TASK BRIEF |
Repeat each entry as written and leave the images out of the copy.

WORKING DATA |

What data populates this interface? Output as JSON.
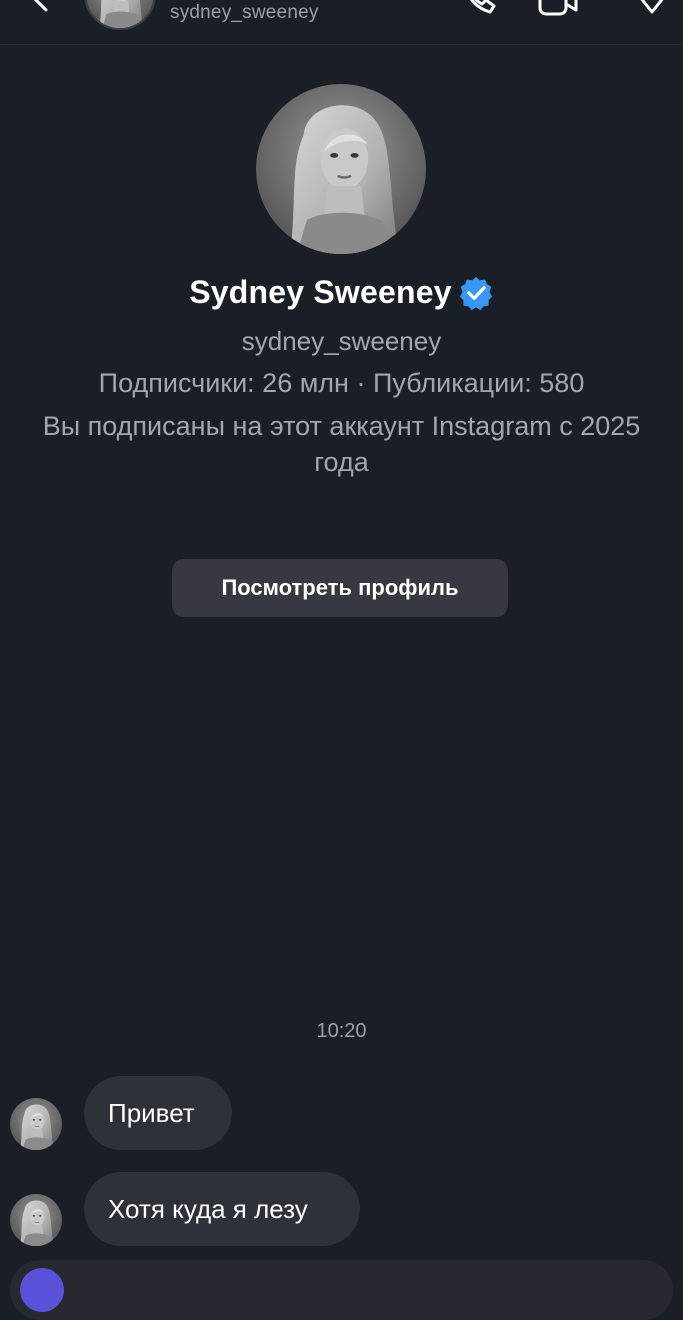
{
  "header": {
    "username": "sydney_sweeney"
  },
  "profile": {
    "name": "Sydney Sweeney",
    "username": "sydney_sweeney",
    "stats": "Подписчики: 26 млн · Публикации: 580",
    "follow_info": "Вы подписаны на этот аккаунт Instagram с 2025 года",
    "view_profile_label": "Посмотреть профиль",
    "verified_color": "#3897f0"
  },
  "chat": {
    "timestamp": "10:20",
    "messages": [
      {
        "text": "Привет"
      },
      {
        "text": "Хотя куда я лезу"
      }
    ]
  },
  "icons": {
    "back": "chevron-left-icon",
    "call": "phone-icon",
    "video": "video-camera-icon",
    "info": "info-icon",
    "verified": "verified-badge-icon"
  }
}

RESULT OF THIS EXERCISE |
What data populates this interface? Output as JSON.
{
  "header": {
    "username": "sydney_sweeney"
  },
  "profile": {
    "name": "Sydney Sweeney",
    "username": "sydney_sweeney",
    "stats": "Подписчики: 26 млн · Публикации: 580",
    "follow_info": "Вы подписаны на этот аккаунт Instagram с 2025 года",
    "view_profile_label": "Посмотреть профиль",
    "verified_color": "#3897f0"
  },
  "chat": {
    "timestamp": "10:20",
    "messages": [
      {
        "text": "Привет"
      },
      {
        "text": "Хотя куда я лезу"
      }
    ]
  },
  "icons": {
    "back": "chevron-left-icon",
    "call": "phone-icon",
    "video": "video-camera-icon",
    "info": "info-icon",
    "verified": "verified-badge-icon"
  }
}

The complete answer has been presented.